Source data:
# # # #

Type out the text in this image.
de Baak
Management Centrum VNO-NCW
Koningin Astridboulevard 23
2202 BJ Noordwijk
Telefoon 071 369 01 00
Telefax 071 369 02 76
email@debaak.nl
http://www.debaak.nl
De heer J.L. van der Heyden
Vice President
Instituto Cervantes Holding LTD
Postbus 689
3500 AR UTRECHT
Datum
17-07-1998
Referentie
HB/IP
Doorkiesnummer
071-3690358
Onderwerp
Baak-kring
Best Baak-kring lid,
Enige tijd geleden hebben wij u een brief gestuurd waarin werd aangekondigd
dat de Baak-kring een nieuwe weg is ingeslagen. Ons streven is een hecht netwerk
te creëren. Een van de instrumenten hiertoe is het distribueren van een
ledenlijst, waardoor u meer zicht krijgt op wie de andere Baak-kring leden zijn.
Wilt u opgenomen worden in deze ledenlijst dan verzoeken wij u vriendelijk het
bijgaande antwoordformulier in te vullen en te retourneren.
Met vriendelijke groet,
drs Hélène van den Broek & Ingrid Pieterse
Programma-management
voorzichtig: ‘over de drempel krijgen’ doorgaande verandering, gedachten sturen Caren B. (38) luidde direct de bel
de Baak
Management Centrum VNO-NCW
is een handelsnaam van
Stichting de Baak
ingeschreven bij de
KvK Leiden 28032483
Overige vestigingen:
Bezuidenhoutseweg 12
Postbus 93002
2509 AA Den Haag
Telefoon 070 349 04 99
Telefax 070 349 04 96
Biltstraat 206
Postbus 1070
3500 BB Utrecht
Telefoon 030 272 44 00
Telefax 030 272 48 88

# # # #

- [Task statement]
Each line above is to be restated exactly.

- [Expected answer]
Type out the text in this image.
de Baak
Management Centrum VNO-NCW
Koningin Astridboulevard 23
2202 BJ Noordwijk
Telefoon 071 369 01 00
Telefax 071 369 02 76
email@debaak.nl
http://www.debaak.nl
De heer J.L. van der Heyden
Vice President
Instituto Cervantes Holding LTD
Postbus 689
3500 AR UTRECHT
Datum
17-07-1998
Referentie
HB/IP
Doorkiesnummer
071-3690358
Onderwerp
Baak-kring
Best Baak-kring lid,
Enige tijd geleden hebben wij u een brief gestuurd waarin werd aangekondigd
dat de Baak-kring een nieuwe weg is ingeslagen. Ons streven is een hecht netwerk
te creëren. Een van de instrumenten hiertoe is het distribueren van een
ledenlijst, waardoor u meer zicht krijgt op wie de andere Baak-kring leden zijn.
Wilt u opgenomen worden in deze ledenlijst dan verzoeken wij u vriendelijk het
bijgaande antwoordformulier in te vullen en te retourneren.
Met vriendelijke groet,
drs Hélène van den Broek & Ingrid Pieterse
Programma-management
voorzichtig: ‘over de drempel krijgen’ doorgaande verandering, gedachten sturen Caren B. (38) luidde direct de bel
de Baak
Management Centrum VNO-NCW
is een handelsnaam van
Stichting de Baak
ingeschreven bij de
KvK Leiden 28032483
Overige vestigingen:
Bezuidenhoutseweg 12
Postbus 93002
2509 AA Den Haag
Telefoon 070 349 04 99
Telefax 070 349 04 96
Biltstraat 206
Postbus 1070
3500 BB Utrecht
Telefoon 030 272 44 00
Telefax 030 272 48 88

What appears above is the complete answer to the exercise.